_Short problem:_
Each line containing the word "Боюсь" must be reported.

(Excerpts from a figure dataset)

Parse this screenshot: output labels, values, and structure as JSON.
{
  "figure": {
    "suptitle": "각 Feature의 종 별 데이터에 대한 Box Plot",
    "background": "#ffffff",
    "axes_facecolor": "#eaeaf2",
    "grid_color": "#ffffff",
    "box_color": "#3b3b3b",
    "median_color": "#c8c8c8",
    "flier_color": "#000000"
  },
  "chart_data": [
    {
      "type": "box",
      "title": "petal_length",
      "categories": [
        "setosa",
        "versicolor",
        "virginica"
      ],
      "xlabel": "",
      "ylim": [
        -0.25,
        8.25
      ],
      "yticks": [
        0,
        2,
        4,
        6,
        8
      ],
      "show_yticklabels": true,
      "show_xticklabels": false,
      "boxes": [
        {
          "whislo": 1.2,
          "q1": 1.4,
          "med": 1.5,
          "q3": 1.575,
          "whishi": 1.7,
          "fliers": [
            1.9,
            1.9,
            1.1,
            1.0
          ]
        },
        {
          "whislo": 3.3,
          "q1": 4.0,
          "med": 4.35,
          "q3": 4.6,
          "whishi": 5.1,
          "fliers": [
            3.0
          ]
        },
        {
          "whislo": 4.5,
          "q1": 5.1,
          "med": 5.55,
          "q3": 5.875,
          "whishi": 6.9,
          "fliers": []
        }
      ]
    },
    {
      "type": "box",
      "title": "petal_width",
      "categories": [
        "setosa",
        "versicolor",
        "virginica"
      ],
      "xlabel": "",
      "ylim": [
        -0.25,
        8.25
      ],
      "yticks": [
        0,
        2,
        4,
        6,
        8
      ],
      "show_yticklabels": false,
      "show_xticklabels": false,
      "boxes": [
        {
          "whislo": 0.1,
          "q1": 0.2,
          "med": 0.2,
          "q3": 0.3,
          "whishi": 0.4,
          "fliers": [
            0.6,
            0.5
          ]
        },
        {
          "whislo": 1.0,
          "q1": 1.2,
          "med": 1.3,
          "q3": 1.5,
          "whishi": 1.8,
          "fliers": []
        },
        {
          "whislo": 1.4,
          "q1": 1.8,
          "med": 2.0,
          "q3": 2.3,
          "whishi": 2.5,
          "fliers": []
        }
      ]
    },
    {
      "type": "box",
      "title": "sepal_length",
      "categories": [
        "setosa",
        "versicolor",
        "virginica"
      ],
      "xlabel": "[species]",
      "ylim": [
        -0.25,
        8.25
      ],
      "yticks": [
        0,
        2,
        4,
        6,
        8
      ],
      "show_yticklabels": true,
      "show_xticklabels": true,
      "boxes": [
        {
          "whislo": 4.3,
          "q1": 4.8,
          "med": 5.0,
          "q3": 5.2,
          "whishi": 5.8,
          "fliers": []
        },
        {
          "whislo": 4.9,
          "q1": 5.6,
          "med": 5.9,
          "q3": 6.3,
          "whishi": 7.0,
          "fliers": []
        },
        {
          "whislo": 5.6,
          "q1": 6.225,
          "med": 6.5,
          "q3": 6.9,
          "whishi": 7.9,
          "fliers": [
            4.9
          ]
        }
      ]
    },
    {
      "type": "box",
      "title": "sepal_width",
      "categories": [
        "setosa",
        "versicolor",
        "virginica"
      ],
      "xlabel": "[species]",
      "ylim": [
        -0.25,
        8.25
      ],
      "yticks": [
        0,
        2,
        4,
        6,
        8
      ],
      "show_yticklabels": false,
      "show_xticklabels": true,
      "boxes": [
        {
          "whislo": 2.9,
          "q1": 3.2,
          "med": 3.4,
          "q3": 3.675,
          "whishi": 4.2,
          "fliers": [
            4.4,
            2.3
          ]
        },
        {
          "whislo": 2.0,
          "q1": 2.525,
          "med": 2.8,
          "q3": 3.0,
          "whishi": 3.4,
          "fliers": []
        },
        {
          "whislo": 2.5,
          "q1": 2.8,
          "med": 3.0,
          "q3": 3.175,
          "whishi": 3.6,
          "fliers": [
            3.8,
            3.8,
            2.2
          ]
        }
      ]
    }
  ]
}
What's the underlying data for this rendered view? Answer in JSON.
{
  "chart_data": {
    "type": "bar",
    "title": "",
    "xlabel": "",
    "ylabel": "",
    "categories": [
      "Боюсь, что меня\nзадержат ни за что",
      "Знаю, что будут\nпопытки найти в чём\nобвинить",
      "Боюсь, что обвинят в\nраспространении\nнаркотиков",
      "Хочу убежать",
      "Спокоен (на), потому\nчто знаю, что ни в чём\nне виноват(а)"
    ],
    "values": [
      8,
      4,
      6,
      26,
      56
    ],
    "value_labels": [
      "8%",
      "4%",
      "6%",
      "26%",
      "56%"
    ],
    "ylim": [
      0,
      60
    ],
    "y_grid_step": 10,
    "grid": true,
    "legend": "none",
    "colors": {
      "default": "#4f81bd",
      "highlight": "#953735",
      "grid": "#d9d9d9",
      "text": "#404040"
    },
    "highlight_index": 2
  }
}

_Exercise answer:_
      "Боюсь, что меня\nзадержат ни за что",
      "Боюсь, что обвинят в\nраспространении\nнаркотиков",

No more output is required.